▶ STATED GOAL
In the data below, find every line with the string "Deaths" and pull it out.

Stored data entries

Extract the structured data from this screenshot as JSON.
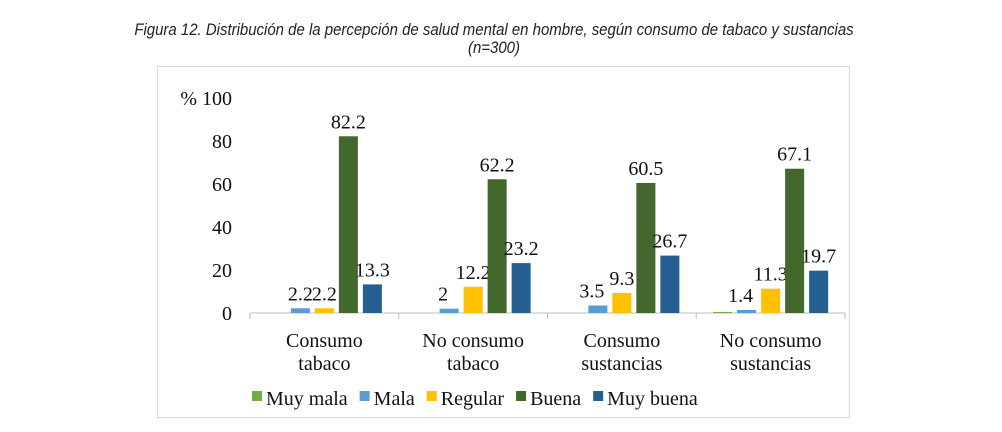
{
  "chart_data": {
    "type": "bar",
    "title": "Figura 12. Distribución de la percepción de salud mental en hombre, según consumo de tabaco y sustancias",
    "subtitle": "(n=300)",
    "ylabel": "%",
    "ylim": [
      0,
      100
    ],
    "yticks": [
      0,
      20,
      40,
      60,
      80,
      100
    ],
    "grid": false,
    "legend_position": "bottom",
    "categories": [
      [
        "Consumo",
        "tabaco"
      ],
      [
        "No consumo",
        "tabaco"
      ],
      [
        "Consumo",
        "sustancias"
      ],
      [
        "No consumo",
        "sustancias"
      ]
    ],
    "series": [
      {
        "name": "Muy mala",
        "color": "#70ad47",
        "values": [
          0,
          0,
          0,
          0.5
        ],
        "labels": [
          null,
          null,
          null,
          null
        ]
      },
      {
        "name": "Mala",
        "color": "#5b9bd5",
        "values": [
          2.2,
          2,
          3.5,
          1.4
        ],
        "labels": [
          "2.2",
          "2",
          "3.5",
          "1.4"
        ]
      },
      {
        "name": "Regular",
        "color": "#ffc000",
        "values": [
          2.2,
          12.2,
          9.3,
          11.3
        ],
        "labels": [
          "2.2",
          "12.2",
          "9.3",
          "11.3"
        ]
      },
      {
        "name": "Buena",
        "color": "#43682b",
        "values": [
          82.2,
          62.2,
          60.5,
          67.1
        ],
        "labels": [
          "82.2",
          "62.2",
          "60.5",
          "67.1"
        ]
      },
      {
        "name": "Muy buena",
        "color": "#255e91",
        "values": [
          13.3,
          23.2,
          26.7,
          19.7
        ],
        "labels": [
          "13.3",
          "23.2",
          "26.7",
          "19.7"
        ]
      }
    ]
  }
}
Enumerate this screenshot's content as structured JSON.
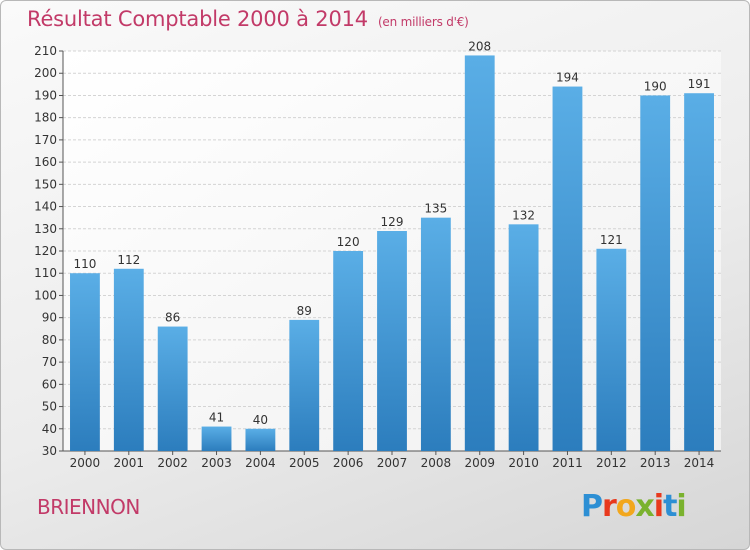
{
  "header": {
    "title": "Résultat Comptable 2000 à 2014",
    "subtitle": "(en milliers d'€)"
  },
  "footer": {
    "commune": "BRIENNON",
    "logo_letters": [
      "P",
      "r",
      "o",
      "x",
      "i",
      "t",
      "i"
    ],
    "logo_colors": [
      "#2d8fd4",
      "#e8391d",
      "#f2a71d",
      "#7ab22e",
      "#e8391d",
      "#2d8fd4",
      "#7ab22e"
    ]
  },
  "chart_data": {
    "type": "bar",
    "title": "Résultat Comptable 2000 à 2014",
    "subtitle": "(en milliers d'€)",
    "categories": [
      "2000",
      "2001",
      "2002",
      "2003",
      "2004",
      "2005",
      "2006",
      "2007",
      "2008",
      "2009",
      "2010",
      "2011",
      "2012",
      "2013",
      "2014"
    ],
    "values": [
      110,
      112,
      86,
      41,
      40,
      89,
      120,
      129,
      135,
      208,
      132,
      194,
      121,
      190,
      191
    ],
    "ylim": [
      30,
      210
    ],
    "ytick_step": 10,
    "grid": true,
    "bar_color_light": "#5aaee6",
    "bar_color_dark": "#2c7dbd"
  }
}
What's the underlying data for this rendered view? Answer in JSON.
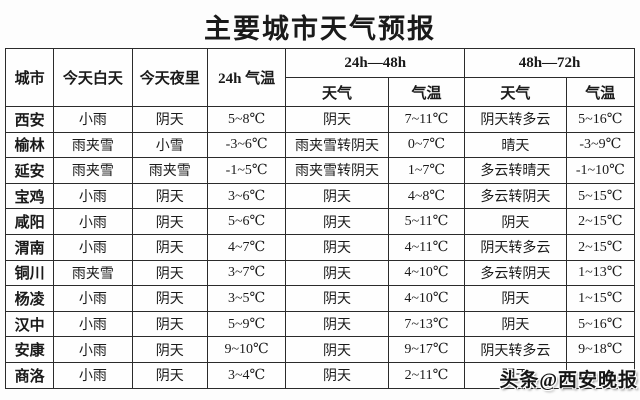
{
  "page": {
    "title": "主要城市天气预报",
    "watermark": "头条@西安晚报"
  },
  "colors": {
    "background": "#fdfdfd",
    "border": "#2b2b2b",
    "text": "#1a1a1a"
  },
  "table": {
    "corner_headers": [
      "城市",
      "今天白天",
      "今天夜里",
      "24h 气温"
    ],
    "group_headers": [
      "24h—48h",
      "48h—72h"
    ],
    "sub_headers": [
      "天气",
      "气温",
      "天气",
      "气温"
    ]
  },
  "chart_data": {
    "type": "table",
    "title": "主要城市天气预报",
    "columns": [
      "城市",
      "今天白天",
      "今天夜里",
      "24h 气温",
      "24h—48h 天气",
      "24h—48h 气温",
      "48h—72h 天气",
      "48h—72h 气温"
    ],
    "rows": [
      [
        "西安",
        "小雨",
        "阴天",
        "5~8℃",
        "阴天",
        "7~11℃",
        "阴天转多云",
        "5~16℃"
      ],
      [
        "榆林",
        "雨夹雪",
        "小雪",
        "-3~6℃",
        "雨夹雪转阴天",
        "0~7℃",
        "晴天",
        "-3~9℃"
      ],
      [
        "延安",
        "雨夹雪",
        "雨夹雪",
        "-1~5℃",
        "雨夹雪转阴天",
        "1~7℃",
        "多云转晴天",
        "-1~10℃"
      ],
      [
        "宝鸡",
        "小雨",
        "阴天",
        "3~6℃",
        "阴天",
        "4~8℃",
        "多云转阴天",
        "5~15℃"
      ],
      [
        "咸阳",
        "小雨",
        "阴天",
        "5~6℃",
        "阴天",
        "5~11℃",
        "阴天",
        "2~15℃"
      ],
      [
        "渭南",
        "小雨",
        "阴天",
        "4~7℃",
        "阴天",
        "4~11℃",
        "阴天转多云",
        "2~15℃"
      ],
      [
        "铜川",
        "雨夹雪",
        "阴天",
        "3~7℃",
        "阴天",
        "4~10℃",
        "多云转阴天",
        "1~13℃"
      ],
      [
        "杨凌",
        "小雨",
        "阴天",
        "3~5℃",
        "阴天",
        "4~10℃",
        "阴天",
        "1~15℃"
      ],
      [
        "汉中",
        "小雨",
        "阴天",
        "5~9℃",
        "阴天",
        "7~13℃",
        "阴天",
        "5~16℃"
      ],
      [
        "安康",
        "小雨",
        "阴天",
        "9~10℃",
        "阴天",
        "9~17℃",
        "阴天转多云",
        "9~18℃"
      ],
      [
        "商洛",
        "小雨",
        "阴天",
        "3~4℃",
        "阴天",
        "2~11℃",
        "阴天",
        ""
      ]
    ]
  }
}
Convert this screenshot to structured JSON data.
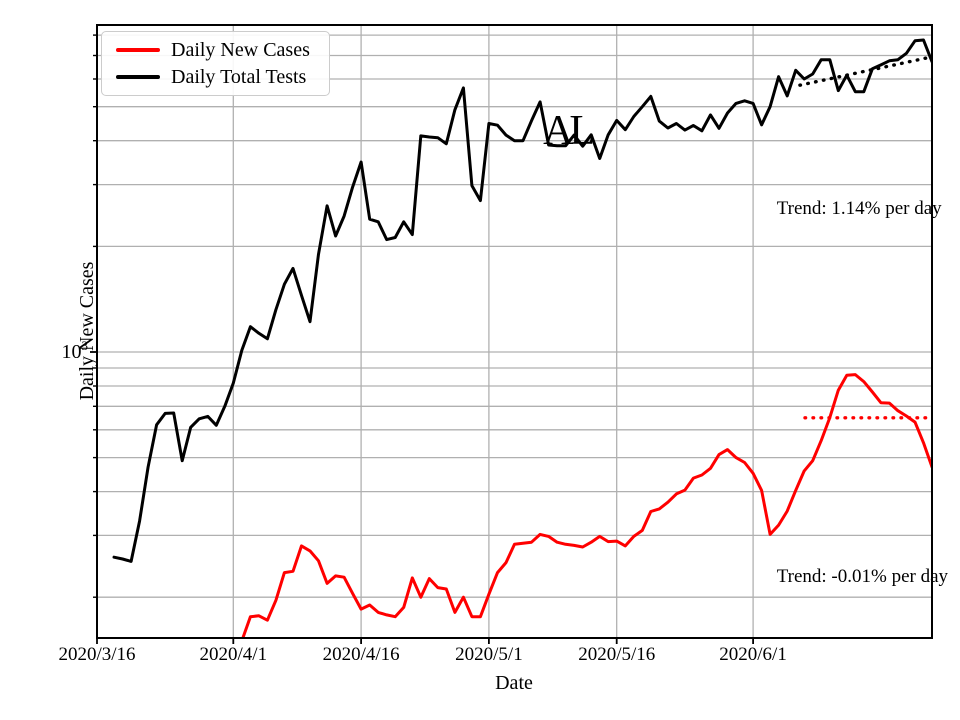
{
  "figure": {
    "background": "#ffffff",
    "grid_color": "#b0b0b0",
    "spine_color": "#000000"
  },
  "axes": {
    "xlabel": "Date",
    "ylabel": "Daily New Cases",
    "y_major_tick": {
      "base": "10",
      "exponent": "3"
    }
  },
  "legend": {
    "position": "upper left",
    "items": [
      {
        "label": "Daily New Cases",
        "color": "#ff0000"
      },
      {
        "label": "Daily Total Tests",
        "color": "#000000"
      }
    ]
  },
  "chart_data": {
    "type": "line",
    "log_y": true,
    "grid": true,
    "title": "",
    "xlabel": "Date",
    "ylabel": "Daily New Cases",
    "x_axis": {
      "start_date": "2020/3/16",
      "total_days": 98,
      "end_date": "2020/6/22",
      "tick_days": [
        0,
        16,
        31,
        46,
        61,
        77
      ],
      "tick_labels": [
        "2020/3/16",
        "2020/4/1",
        "2020/4/16",
        "2020/5/1",
        "2020/5/16",
        "2020/6/1"
      ]
    },
    "y_axis": {
      "lim": [
        153,
        8550
      ],
      "major_gridline_values": [
        1000
      ],
      "minor_gridline_values": [
        200,
        300,
        400,
        500,
        600,
        700,
        800,
        900,
        2000,
        3000,
        4000,
        5000,
        6000,
        7000,
        8000
      ]
    },
    "series": [
      {
        "name": "Daily Total Tests",
        "color": "#000000",
        "start_date": "2020/3/18",
        "start_day": 2,
        "values": [
          260,
          257,
          253,
          330,
          470,
          620,
          668,
          670,
          490,
          610,
          645,
          655,
          618,
          700,
          815,
          1010,
          1180,
          1130,
          1090,
          1320,
          1560,
          1730,
          1450,
          1220,
          1900,
          2610,
          2140,
          2440,
          2950,
          3480,
          2390,
          2350,
          2090,
          2120,
          2350,
          2160,
          4130,
          4100,
          4080,
          3920,
          4900,
          5660,
          2980,
          2700,
          4480,
          4430,
          4150,
          4000,
          4000,
          4560,
          5160,
          3890,
          3870,
          3870,
          4150,
          3860,
          4160,
          3560,
          4160,
          4570,
          4300,
          4690,
          5000,
          5350,
          4550,
          4350,
          4480,
          4290,
          4420,
          4270,
          4740,
          4340,
          4800,
          5110,
          5200,
          5110,
          4440,
          5000,
          6090,
          5370,
          6350,
          6000,
          6200,
          6810,
          6810,
          5560,
          6150,
          5520,
          5520,
          6420,
          6580,
          6760,
          6810,
          7100,
          7710,
          7750,
          6720
        ]
      },
      {
        "name": "Daily New Cases",
        "color": "#ff0000",
        "start_date": "2020/4/2",
        "start_day": 17,
        "values": [
          150,
          176,
          177,
          172,
          196,
          235,
          237,
          280,
          271,
          254,
          219,
          230,
          228,
          205,
          185,
          190,
          181,
          178,
          176,
          187,
          227,
          200,
          226,
          213,
          211,
          181,
          200,
          176,
          176,
          204,
          235,
          251,
          283,
          285,
          287,
          302,
          298,
          287,
          283,
          281,
          278,
          287,
          298,
          288,
          289,
          280,
          298,
          310,
          351,
          357,
          373,
          394,
          404,
          437,
          446,
          466,
          510,
          527,
          500,
          484,
          451,
          403,
          302,
          321,
          352,
          403,
          458,
          490,
          559,
          650,
          778,
          858,
          862,
          823,
          769,
          717,
          715,
          680,
          657,
          631,
          551,
          470
        ]
      }
    ],
    "trend_lines": [
      {
        "series": "Daily Total Tests",
        "color": "#000000",
        "label": "Trend: 1.14% per day",
        "day_start": 82.5,
        "value_start": 5760,
        "day_end": 97.8,
        "value_end": 6920
      },
      {
        "series": "Daily New Cases",
        "color": "#ff0000",
        "label": "Trend: -0.01% per day",
        "day_start": 83.1,
        "value_start": 649,
        "day_end": 98,
        "value_end": 649
      }
    ],
    "annotations": {
      "state": {
        "text": "AL",
        "x_frac": 0.563,
        "y_frac": 0.173
      },
      "trend_tests": {
        "text": "Trend: 1.14% per day",
        "x_frac": 0.814,
        "y_frac": 0.3
      },
      "trend_cases": {
        "text": "Trend: -0.01% per day",
        "x_frac": 0.814,
        "y_frac": 0.901
      }
    }
  }
}
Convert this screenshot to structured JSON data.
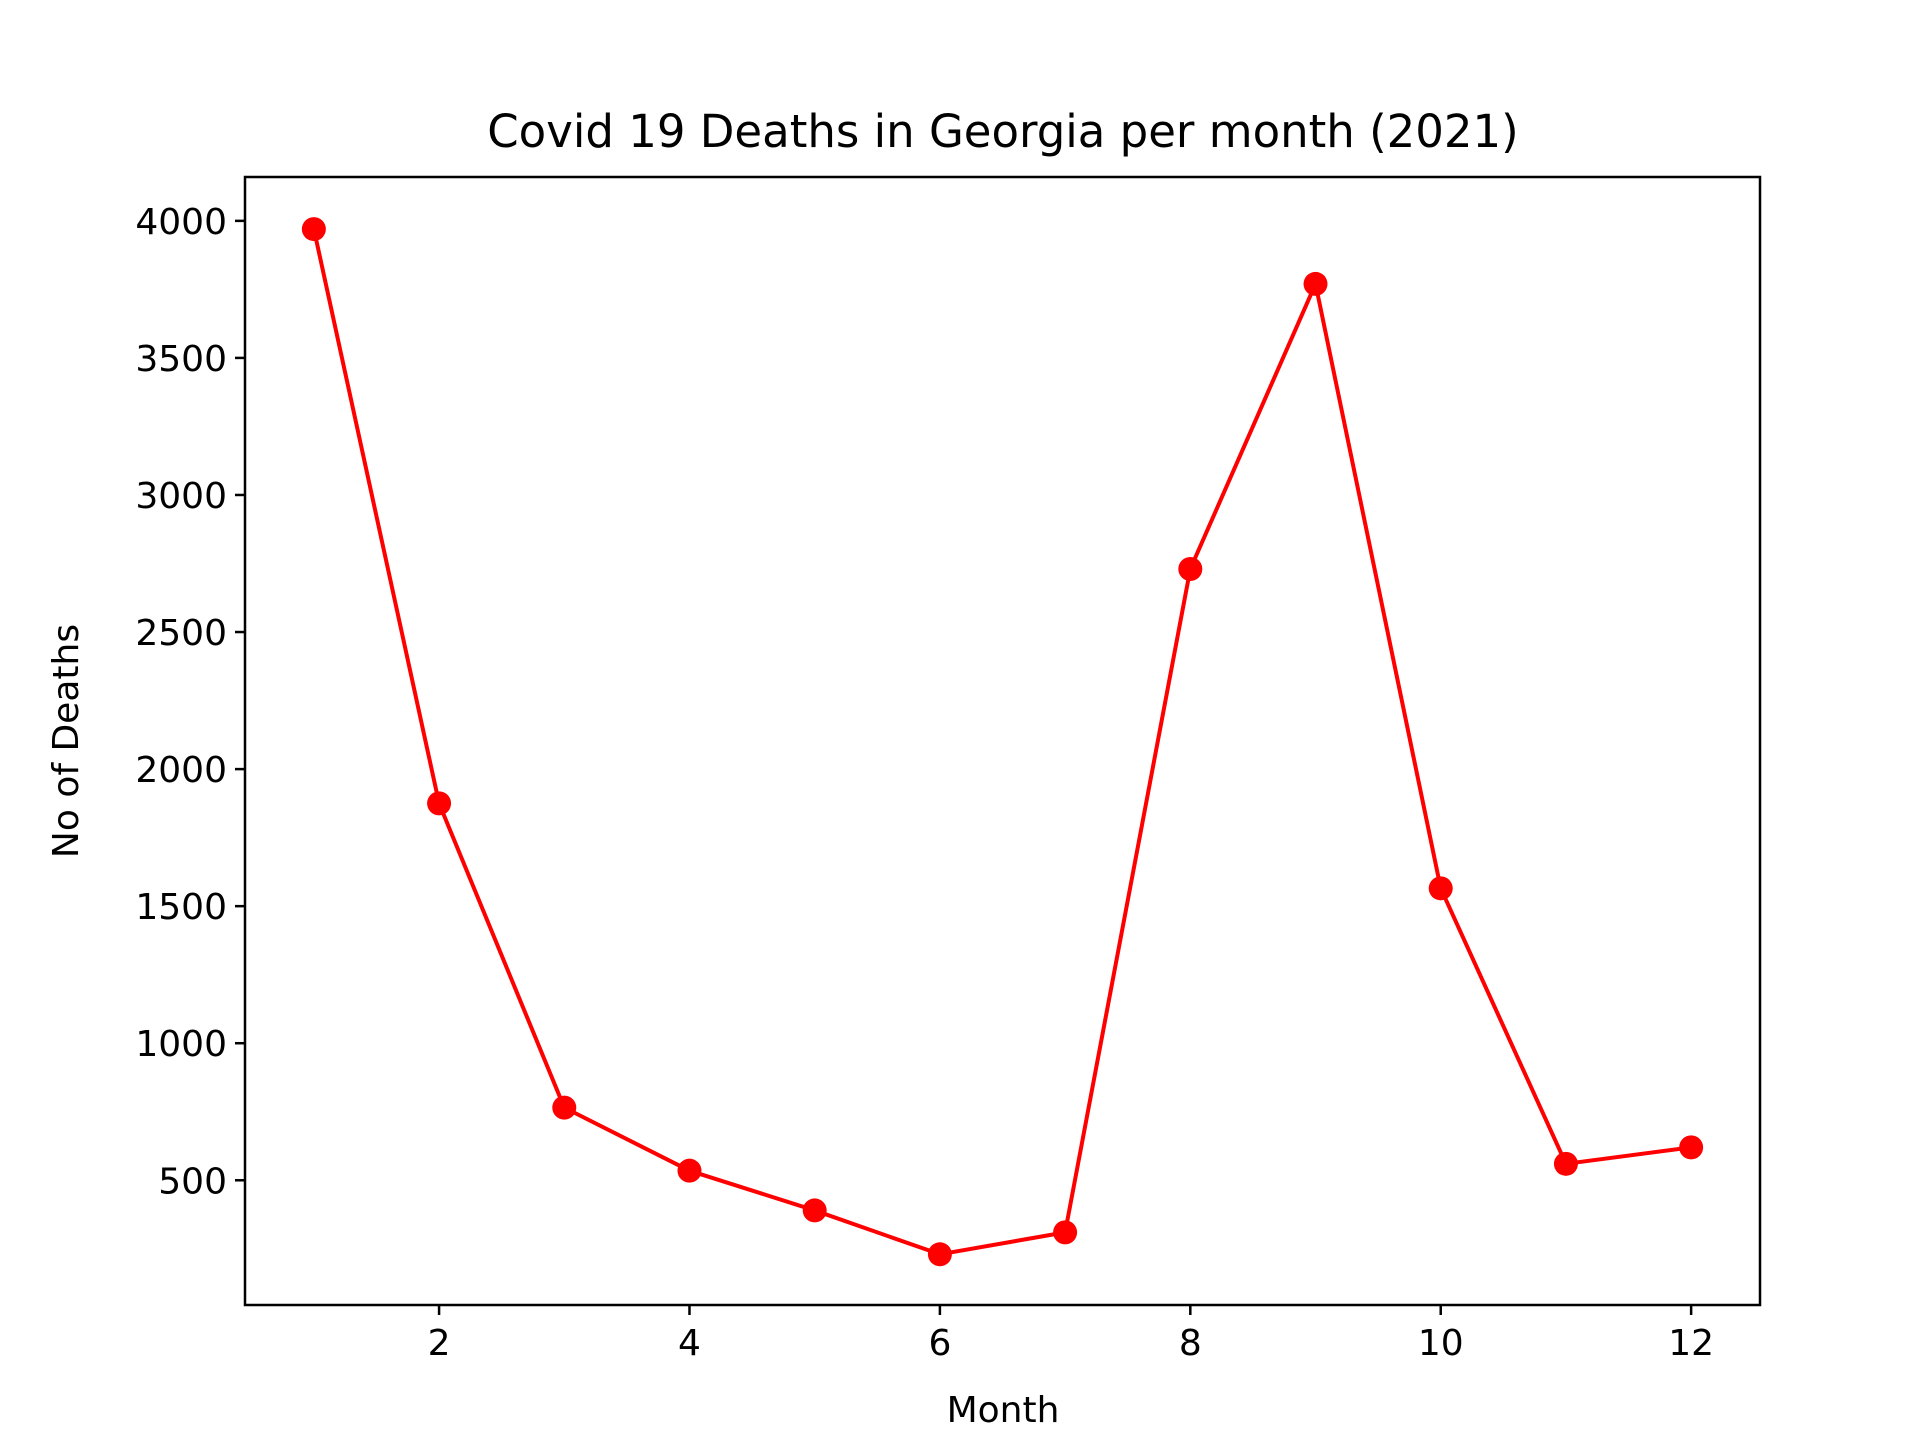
{
  "chart_data": {
    "type": "line",
    "title": "Covid 19 Deaths in Georgia per month (2021)",
    "xlabel": "Month",
    "ylabel": "No of Deaths",
    "x": [
      1,
      2,
      3,
      4,
      5,
      6,
      7,
      8,
      9,
      10,
      11,
      12
    ],
    "series": [
      {
        "values": [
          3970,
          1875,
          765,
          535,
          390,
          230,
          310,
          2730,
          3770,
          1565,
          560,
          620
        ],
        "color": "#ff0000"
      }
    ],
    "xlim": [
      0.45,
      12.55
    ],
    "ylim": [
      45,
      4160
    ],
    "xticks": [
      2,
      4,
      6,
      8,
      10,
      12
    ],
    "yticks": [
      500,
      1000,
      1500,
      2000,
      2500,
      3000,
      3500,
      4000
    ],
    "grid": false,
    "markers": "circle"
  }
}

▶ RESPONSE TO THIS EXERCISE
    "title": "Covid 19 Deaths in Georgia per month (2021)",
    "ylabel": "No of Deaths",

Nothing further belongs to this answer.